── DATA PROVIDED

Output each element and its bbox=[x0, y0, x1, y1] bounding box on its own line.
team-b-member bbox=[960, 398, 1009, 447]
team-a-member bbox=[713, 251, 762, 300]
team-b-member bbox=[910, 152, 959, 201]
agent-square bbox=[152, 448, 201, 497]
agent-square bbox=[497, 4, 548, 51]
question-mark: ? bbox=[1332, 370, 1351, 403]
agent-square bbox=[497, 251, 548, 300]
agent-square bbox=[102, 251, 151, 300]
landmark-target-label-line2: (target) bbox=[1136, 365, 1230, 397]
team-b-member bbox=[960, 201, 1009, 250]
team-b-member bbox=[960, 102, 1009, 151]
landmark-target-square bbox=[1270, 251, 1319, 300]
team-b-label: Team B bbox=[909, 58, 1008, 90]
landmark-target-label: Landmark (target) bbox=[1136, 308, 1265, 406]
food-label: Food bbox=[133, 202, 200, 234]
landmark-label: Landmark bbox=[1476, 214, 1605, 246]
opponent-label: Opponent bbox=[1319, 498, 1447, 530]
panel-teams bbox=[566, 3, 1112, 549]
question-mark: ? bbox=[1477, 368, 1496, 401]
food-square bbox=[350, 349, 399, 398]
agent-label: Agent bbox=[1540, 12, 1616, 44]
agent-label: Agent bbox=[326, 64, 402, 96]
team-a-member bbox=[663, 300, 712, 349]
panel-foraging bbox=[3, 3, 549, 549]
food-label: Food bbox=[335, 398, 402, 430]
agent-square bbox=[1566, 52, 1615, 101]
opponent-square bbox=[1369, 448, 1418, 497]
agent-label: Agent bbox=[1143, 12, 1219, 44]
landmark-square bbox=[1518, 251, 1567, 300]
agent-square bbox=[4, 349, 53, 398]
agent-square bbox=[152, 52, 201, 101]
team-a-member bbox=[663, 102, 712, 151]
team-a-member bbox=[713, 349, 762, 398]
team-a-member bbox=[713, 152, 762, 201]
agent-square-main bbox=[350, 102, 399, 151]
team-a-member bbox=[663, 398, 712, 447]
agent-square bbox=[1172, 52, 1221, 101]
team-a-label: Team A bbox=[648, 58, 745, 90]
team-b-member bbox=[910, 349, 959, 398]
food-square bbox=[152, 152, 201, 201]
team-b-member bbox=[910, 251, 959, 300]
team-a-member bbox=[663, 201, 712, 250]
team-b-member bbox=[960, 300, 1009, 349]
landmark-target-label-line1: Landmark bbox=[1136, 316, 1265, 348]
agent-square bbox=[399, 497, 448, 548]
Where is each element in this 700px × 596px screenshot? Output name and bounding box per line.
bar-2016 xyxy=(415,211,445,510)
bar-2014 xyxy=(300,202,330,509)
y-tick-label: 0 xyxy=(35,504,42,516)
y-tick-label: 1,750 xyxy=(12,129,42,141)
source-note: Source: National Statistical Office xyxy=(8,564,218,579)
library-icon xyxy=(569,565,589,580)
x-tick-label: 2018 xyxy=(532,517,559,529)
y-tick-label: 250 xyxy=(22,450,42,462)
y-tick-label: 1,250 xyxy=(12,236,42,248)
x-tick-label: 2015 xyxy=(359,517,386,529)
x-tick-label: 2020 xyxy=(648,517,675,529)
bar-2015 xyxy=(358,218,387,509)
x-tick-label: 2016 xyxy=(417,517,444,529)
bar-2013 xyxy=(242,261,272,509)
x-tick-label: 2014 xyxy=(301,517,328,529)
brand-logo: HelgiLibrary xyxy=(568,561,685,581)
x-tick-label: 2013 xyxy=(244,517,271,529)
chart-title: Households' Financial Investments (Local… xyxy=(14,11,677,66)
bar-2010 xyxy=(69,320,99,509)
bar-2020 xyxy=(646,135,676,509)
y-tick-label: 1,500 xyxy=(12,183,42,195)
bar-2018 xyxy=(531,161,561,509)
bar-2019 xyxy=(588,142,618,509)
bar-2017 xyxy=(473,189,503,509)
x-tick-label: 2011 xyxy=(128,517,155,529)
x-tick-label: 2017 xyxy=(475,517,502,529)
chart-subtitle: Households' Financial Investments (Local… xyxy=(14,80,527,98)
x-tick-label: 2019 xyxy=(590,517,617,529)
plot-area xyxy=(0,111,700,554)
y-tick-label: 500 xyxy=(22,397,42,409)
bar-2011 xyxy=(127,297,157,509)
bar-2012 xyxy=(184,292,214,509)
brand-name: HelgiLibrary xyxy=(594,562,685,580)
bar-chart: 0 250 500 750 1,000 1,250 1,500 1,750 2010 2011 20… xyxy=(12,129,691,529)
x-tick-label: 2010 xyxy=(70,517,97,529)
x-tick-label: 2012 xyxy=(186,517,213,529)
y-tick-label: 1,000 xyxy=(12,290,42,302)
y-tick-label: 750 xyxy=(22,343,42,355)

────

TASK TO COMPLETE: Rewrite all of the lines above, changing every "food-square" to "food-tile" and leaving everything else as it is.

FINISHED EXERCISE:
Output each element and its bbox=[x0, y0, x1, y1] bounding box on its own line.
team-b-member bbox=[960, 398, 1009, 447]
team-a-member bbox=[713, 251, 762, 300]
team-b-member bbox=[910, 152, 959, 201]
agent-square bbox=[152, 448, 201, 497]
agent-square bbox=[497, 4, 548, 51]
question-mark: ? bbox=[1332, 370, 1351, 403]
agent-square bbox=[497, 251, 548, 300]
agent-square bbox=[102, 251, 151, 300]
landmark-target-label-line2: (target) bbox=[1136, 365, 1230, 397]
team-b-member bbox=[960, 201, 1009, 250]
team-b-member bbox=[960, 102, 1009, 151]
landmark-target-square bbox=[1270, 251, 1319, 300]
team-b-label: Team B bbox=[909, 58, 1008, 90]
landmark-target-label: Landmark (target) bbox=[1136, 308, 1265, 406]
food-label: Food bbox=[133, 202, 200, 234]
landmark-label: Landmark bbox=[1476, 214, 1605, 246]
opponent-label: Opponent bbox=[1319, 498, 1447, 530]
panel-teams bbox=[566, 3, 1112, 549]
question-mark: ? bbox=[1477, 368, 1496, 401]
food-tile bbox=[350, 349, 399, 398]
agent-label: Agent bbox=[1540, 12, 1616, 44]
agent-label: Agent bbox=[326, 64, 402, 96]
team-a-member bbox=[663, 300, 712, 349]
panel-foraging bbox=[3, 3, 549, 549]
food-label: Food bbox=[335, 398, 402, 430]
agent-square bbox=[1566, 52, 1615, 101]
opponent-square bbox=[1369, 448, 1418, 497]
agent-label: Agent bbox=[1143, 12, 1219, 44]
landmark-square bbox=[1518, 251, 1567, 300]
agent-square bbox=[4, 349, 53, 398]
agent-square bbox=[152, 52, 201, 101]
team-a-member bbox=[663, 102, 712, 151]
team-a-member bbox=[713, 349, 762, 398]
team-a-member bbox=[713, 152, 762, 201]
agent-square-main bbox=[350, 102, 399, 151]
team-a-member bbox=[663, 398, 712, 447]
agent-square bbox=[1172, 52, 1221, 101]
team-a-label: Team A bbox=[648, 58, 745, 90]
team-b-member bbox=[910, 349, 959, 398]
food-tile bbox=[152, 152, 201, 201]
team-b-member bbox=[910, 251, 959, 300]
team-a-member bbox=[663, 201, 712, 250]
team-b-member bbox=[960, 300, 1009, 349]
landmark-target-label-line1: Landmark bbox=[1136, 316, 1265, 348]
agent-square bbox=[399, 497, 448, 548]
Where is each element in this 700px × 596px screenshot? Output name and bounding box per line.
bar-2016 xyxy=(415,211,445,510)
bar-2014 xyxy=(300,202,330,509)
y-tick-label: 0 xyxy=(35,504,42,516)
y-tick-label: 1,750 xyxy=(12,129,42,141)
source-note: Source: National Statistical Office xyxy=(8,564,218,579)
library-icon xyxy=(569,565,589,580)
x-tick-label: 2018 xyxy=(532,517,559,529)
y-tick-label: 250 xyxy=(22,450,42,462)
y-tick-label: 1,250 xyxy=(12,236,42,248)
x-tick-label: 2015 xyxy=(359,517,386,529)
x-tick-label: 2020 xyxy=(648,517,675,529)
bar-2015 xyxy=(358,218,387,509)
x-tick-label: 2016 xyxy=(417,517,444,529)
bar-2013 xyxy=(242,261,272,509)
x-tick-label: 2014 xyxy=(301,517,328,529)
brand-logo: HelgiLibrary xyxy=(568,561,685,581)
x-tick-label: 2013 xyxy=(244,517,271,529)
chart-title: Households' Financial Investments (Local… xyxy=(14,11,677,66)
bar-2010 xyxy=(69,320,99,509)
bar-2020 xyxy=(646,135,676,509)
y-tick-label: 1,500 xyxy=(12,183,42,195)
bar-2018 xyxy=(531,161,561,509)
bar-2019 xyxy=(588,142,618,509)
bar-2017 xyxy=(473,189,503,509)
x-tick-label: 2011 xyxy=(128,517,155,529)
x-tick-label: 2017 xyxy=(475,517,502,529)
chart-subtitle: Households' Financial Investments (Local… xyxy=(14,80,527,98)
x-tick-label: 2019 xyxy=(590,517,617,529)
plot-area xyxy=(0,111,700,554)
y-tick-label: 500 xyxy=(22,397,42,409)
bar-2011 xyxy=(127,297,157,509)
bar-2012 xyxy=(184,292,214,509)
brand-name: HelgiLibrary xyxy=(594,562,685,580)
bar-chart: 0 250 500 750 1,000 1,250 1,500 1,750 2010 2011 20… xyxy=(12,129,691,529)
x-tick-label: 2010 xyxy=(70,517,97,529)
x-tick-label: 2012 xyxy=(186,517,213,529)
y-tick-label: 1,000 xyxy=(12,290,42,302)
y-tick-label: 750 xyxy=(22,343,42,355)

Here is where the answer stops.